# Given records start

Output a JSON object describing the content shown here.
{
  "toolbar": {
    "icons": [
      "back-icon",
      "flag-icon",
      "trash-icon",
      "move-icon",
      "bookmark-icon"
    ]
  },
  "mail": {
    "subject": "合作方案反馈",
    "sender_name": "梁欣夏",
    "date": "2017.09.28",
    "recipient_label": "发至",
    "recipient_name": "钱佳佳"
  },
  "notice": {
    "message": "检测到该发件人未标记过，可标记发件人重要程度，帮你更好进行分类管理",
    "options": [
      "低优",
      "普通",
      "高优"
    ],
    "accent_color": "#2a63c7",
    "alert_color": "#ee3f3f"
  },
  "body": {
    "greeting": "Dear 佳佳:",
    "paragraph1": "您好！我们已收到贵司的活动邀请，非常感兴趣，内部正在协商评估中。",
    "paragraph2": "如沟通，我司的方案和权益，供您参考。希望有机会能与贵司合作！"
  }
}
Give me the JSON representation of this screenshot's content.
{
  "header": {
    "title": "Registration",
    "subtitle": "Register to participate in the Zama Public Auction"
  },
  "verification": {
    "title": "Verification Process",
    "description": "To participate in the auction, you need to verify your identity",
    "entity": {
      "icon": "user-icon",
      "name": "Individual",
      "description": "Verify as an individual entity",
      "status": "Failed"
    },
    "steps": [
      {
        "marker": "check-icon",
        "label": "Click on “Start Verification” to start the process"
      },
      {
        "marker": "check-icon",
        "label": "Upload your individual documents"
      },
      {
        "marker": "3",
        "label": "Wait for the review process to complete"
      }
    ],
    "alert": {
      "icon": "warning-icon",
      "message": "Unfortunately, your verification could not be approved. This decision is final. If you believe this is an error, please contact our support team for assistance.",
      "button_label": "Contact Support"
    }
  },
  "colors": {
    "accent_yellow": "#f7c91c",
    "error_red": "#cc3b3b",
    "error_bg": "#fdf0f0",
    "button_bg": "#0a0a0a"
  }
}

# Given records end

## What to work on
Every entry above needs to be quoted exactly.

## Expected answer
Output a JSON object describing the content shown here.
{
  "toolbar": {
    "icons": [
      "back-icon",
      "flag-icon",
      "trash-icon",
      "move-icon",
      "bookmark-icon"
    ]
  },
  "mail": {
    "subject": "合作方案反馈",
    "sender_name": "梁欣夏",
    "date": "2017.09.28",
    "recipient_label": "发至",
    "recipient_name": "钱佳佳"
  },
  "notice": {
    "message": "检测到该发件人未标记过，可标记发件人重要程度，帮你更好进行分类管理",
    "options": [
      "低优",
      "普通",
      "高优"
    ],
    "accent_color": "#2a63c7",
    "alert_color": "#ee3f3f"
  },
  "body": {
    "greeting": "Dear 佳佳:",
    "paragraph1": "您好！我们已收到贵司的活动邀请，非常感兴趣，内部正在协商评估中。",
    "paragraph2": "如沟通，我司的方案和权益，供您参考。希望有机会能与贵司合作！"
  }
}
Give me the JSON representation of this screenshot's content.
{
  "header": {
    "title": "Registration",
    "subtitle": "Register to participate in the Zama Public Auction"
  },
  "verification": {
    "title": "Verification Process",
    "description": "To participate in the auction, you need to verify your identity",
    "entity": {
      "icon": "user-icon",
      "name": "Individual",
      "description": "Verify as an individual entity",
      "status": "Failed"
    },
    "steps": [
      {
        "marker": "check-icon",
        "label": "Click on “Start Verification” to start the process"
      },
      {
        "marker": "check-icon",
        "label": "Upload your individual documents"
      },
      {
        "marker": "3",
        "label": "Wait for the review process to complete"
      }
    ],
    "alert": {
      "icon": "warning-icon",
      "message": "Unfortunately, your verification could not be approved. This decision is final. If you believe this is an error, please contact our support team for assistance.",
      "button_label": "Contact Support"
    }
  },
  "colors": {
    "accent_yellow": "#f7c91c",
    "error_red": "#cc3b3b",
    "error_bg": "#fdf0f0",
    "button_bg": "#0a0a0a"
  }
}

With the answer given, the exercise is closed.